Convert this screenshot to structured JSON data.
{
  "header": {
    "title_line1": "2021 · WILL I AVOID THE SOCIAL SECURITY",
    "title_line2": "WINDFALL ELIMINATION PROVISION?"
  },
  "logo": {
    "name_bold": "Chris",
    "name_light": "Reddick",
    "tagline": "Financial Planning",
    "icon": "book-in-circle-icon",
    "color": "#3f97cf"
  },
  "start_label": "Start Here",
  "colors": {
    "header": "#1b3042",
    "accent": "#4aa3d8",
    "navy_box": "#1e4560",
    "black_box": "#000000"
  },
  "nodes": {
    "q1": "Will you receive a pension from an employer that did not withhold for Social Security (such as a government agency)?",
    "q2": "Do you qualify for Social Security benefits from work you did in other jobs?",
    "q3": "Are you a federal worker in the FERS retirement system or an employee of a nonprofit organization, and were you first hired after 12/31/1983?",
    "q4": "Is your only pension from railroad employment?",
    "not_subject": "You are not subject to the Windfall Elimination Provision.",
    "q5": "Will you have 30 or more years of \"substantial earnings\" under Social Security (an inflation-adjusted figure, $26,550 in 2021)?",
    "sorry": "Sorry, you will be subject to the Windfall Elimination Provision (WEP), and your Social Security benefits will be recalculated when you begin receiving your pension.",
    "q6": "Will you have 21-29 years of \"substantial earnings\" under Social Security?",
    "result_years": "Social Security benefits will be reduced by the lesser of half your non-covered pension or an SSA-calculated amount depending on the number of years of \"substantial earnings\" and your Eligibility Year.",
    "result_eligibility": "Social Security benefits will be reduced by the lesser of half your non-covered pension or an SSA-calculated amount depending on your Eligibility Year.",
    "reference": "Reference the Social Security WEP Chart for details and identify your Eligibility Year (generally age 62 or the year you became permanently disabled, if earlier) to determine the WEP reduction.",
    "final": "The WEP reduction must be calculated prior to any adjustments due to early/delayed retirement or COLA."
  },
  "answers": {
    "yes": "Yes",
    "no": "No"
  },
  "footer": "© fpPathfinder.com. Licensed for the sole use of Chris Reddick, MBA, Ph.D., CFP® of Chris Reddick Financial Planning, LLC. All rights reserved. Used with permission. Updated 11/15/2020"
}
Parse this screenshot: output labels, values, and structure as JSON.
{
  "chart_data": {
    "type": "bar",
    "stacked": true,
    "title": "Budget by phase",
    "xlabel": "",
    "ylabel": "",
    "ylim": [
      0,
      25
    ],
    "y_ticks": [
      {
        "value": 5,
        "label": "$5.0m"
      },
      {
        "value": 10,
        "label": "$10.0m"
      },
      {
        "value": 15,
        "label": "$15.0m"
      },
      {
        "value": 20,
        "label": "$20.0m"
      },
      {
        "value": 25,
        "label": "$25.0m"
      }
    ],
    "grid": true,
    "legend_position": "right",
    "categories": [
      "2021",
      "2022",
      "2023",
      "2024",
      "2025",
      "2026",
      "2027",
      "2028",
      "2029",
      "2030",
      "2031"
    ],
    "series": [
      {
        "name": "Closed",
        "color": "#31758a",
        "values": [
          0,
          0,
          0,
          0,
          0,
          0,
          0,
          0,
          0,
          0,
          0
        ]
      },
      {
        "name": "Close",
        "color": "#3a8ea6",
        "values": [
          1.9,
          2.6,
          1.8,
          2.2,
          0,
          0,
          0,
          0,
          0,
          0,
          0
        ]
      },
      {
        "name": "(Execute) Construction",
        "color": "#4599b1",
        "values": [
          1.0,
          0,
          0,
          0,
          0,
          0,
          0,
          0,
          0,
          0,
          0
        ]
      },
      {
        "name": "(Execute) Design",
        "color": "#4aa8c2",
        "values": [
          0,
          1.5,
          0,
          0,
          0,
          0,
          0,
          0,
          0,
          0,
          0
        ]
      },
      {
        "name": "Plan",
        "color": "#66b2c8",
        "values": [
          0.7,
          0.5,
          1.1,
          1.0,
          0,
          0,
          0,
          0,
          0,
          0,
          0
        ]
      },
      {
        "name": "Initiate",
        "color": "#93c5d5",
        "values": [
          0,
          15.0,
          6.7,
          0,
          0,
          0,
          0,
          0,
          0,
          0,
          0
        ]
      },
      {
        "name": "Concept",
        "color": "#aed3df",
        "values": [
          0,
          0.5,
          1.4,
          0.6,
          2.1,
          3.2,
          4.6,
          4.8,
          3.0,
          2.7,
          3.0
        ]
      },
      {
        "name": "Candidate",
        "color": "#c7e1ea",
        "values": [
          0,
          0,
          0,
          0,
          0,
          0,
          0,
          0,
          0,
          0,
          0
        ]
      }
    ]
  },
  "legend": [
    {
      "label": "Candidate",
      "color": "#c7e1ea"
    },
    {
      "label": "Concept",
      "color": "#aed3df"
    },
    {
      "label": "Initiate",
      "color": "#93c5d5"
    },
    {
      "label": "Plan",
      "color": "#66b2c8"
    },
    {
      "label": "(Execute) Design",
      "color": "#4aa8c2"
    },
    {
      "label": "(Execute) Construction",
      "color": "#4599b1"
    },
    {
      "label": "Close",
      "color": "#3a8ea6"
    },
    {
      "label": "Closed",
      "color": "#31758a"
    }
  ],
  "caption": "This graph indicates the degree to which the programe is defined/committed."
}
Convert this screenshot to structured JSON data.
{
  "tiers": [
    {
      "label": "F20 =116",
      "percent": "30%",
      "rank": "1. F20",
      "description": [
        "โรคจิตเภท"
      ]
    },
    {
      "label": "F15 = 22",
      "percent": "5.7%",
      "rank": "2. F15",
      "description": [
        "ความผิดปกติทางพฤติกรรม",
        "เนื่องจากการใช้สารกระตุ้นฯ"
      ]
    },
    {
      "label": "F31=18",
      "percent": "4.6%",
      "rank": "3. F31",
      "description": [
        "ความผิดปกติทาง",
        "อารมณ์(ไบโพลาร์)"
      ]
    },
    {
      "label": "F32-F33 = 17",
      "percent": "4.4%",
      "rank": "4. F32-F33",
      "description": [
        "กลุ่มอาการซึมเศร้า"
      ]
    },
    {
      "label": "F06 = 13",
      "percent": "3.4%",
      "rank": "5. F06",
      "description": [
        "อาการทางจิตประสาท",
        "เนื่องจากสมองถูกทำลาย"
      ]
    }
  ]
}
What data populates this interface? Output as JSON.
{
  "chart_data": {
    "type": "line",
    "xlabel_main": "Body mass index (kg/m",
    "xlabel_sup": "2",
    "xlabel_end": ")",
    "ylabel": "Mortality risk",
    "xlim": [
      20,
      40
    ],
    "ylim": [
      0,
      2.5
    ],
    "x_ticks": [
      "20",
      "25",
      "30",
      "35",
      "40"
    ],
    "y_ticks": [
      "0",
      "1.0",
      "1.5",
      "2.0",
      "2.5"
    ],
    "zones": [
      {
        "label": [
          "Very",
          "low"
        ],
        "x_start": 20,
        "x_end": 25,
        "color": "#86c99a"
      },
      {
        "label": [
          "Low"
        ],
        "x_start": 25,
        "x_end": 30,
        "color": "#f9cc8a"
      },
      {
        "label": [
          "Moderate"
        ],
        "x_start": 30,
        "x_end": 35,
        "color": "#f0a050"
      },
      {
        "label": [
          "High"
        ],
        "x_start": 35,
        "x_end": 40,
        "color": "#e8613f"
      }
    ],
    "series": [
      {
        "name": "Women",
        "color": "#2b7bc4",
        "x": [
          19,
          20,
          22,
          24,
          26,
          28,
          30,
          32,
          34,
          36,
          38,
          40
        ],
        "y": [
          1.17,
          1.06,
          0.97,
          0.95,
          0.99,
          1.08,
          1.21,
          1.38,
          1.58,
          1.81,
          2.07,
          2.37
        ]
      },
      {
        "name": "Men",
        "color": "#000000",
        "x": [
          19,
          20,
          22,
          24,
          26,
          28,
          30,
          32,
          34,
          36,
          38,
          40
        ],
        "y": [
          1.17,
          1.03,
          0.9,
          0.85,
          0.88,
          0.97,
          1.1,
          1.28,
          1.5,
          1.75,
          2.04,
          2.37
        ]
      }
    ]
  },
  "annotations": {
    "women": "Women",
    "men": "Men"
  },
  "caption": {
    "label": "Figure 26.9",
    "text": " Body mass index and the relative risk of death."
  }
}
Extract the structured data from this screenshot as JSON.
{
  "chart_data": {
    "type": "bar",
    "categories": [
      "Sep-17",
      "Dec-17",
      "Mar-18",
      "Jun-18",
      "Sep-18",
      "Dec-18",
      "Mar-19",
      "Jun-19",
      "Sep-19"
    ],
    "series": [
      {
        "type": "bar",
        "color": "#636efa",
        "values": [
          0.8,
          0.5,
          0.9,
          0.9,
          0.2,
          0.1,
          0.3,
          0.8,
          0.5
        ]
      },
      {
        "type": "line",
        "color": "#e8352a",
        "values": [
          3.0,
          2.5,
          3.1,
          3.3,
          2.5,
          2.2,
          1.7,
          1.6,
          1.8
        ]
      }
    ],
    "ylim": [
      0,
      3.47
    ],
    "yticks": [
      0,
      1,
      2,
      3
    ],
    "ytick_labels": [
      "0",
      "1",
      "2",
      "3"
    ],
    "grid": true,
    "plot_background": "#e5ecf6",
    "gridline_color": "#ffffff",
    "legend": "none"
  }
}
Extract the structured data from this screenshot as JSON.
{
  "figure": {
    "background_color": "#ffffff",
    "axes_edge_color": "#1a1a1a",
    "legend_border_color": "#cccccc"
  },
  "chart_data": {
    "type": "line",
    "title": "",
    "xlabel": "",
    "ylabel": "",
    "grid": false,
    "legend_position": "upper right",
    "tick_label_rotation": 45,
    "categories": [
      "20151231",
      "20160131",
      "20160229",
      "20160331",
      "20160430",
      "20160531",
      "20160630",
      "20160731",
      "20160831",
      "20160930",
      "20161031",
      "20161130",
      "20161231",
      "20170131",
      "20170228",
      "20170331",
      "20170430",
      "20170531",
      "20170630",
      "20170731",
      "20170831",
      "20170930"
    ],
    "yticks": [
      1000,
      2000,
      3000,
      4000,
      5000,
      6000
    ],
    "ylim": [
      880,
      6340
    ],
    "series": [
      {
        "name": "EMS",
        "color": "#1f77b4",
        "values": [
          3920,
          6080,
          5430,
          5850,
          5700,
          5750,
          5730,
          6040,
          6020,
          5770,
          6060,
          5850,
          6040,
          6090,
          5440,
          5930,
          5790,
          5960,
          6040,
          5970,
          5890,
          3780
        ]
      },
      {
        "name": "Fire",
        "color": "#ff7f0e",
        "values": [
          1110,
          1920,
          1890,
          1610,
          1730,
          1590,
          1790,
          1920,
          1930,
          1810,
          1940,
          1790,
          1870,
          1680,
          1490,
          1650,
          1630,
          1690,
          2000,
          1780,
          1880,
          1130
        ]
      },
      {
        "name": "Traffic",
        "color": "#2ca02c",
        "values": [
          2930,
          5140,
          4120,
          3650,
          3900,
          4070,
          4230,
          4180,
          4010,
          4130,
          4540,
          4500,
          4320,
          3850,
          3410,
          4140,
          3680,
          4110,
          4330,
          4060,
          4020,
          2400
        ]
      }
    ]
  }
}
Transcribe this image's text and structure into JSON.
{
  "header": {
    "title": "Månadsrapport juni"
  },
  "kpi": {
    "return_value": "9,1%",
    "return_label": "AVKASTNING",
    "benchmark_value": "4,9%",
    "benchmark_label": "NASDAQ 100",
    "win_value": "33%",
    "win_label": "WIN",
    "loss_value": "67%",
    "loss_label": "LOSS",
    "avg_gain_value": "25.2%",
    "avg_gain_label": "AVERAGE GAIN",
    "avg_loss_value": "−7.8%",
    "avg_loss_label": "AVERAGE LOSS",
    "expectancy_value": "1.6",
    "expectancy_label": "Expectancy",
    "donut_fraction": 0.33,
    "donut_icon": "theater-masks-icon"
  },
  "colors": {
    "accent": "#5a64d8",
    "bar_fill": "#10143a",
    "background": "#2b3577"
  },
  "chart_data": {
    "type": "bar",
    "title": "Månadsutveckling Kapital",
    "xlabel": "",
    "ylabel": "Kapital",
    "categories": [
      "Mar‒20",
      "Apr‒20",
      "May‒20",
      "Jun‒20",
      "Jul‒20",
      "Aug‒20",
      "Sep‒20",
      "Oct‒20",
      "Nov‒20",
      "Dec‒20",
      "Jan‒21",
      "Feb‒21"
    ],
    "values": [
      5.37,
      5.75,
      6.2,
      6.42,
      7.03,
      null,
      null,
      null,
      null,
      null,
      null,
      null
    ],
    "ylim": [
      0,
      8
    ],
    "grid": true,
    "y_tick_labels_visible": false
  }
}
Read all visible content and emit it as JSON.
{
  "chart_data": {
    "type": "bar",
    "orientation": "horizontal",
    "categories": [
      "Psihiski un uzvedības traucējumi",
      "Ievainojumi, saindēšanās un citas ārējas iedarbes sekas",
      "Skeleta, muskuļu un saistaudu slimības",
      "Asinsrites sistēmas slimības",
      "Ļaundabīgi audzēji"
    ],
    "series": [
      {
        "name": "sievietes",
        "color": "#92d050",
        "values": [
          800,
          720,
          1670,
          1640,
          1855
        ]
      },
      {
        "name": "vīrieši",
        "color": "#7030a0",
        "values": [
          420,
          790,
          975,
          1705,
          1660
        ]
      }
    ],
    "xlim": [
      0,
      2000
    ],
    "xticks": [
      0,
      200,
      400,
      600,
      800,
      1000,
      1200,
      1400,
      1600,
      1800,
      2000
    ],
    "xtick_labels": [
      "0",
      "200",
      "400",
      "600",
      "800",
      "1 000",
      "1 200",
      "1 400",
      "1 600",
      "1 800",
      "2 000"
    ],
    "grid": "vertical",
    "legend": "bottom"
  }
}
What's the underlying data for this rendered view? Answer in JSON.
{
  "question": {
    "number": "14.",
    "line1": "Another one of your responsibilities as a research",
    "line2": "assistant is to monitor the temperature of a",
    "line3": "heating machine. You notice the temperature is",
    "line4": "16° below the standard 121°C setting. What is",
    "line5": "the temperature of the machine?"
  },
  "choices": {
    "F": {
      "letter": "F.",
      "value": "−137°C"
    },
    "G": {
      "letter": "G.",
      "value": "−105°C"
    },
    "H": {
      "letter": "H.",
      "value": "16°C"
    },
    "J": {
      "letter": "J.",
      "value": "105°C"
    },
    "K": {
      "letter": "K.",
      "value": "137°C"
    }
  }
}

··········

### Objective
Show all lines in the entries above where the word "What" appears.

### Exercise solution
What data populates this interface? Output as JSON.
What's the underlying data for this rendered view? Answer in JSON.
    "line4": "16° below the standard 121°C setting. What is",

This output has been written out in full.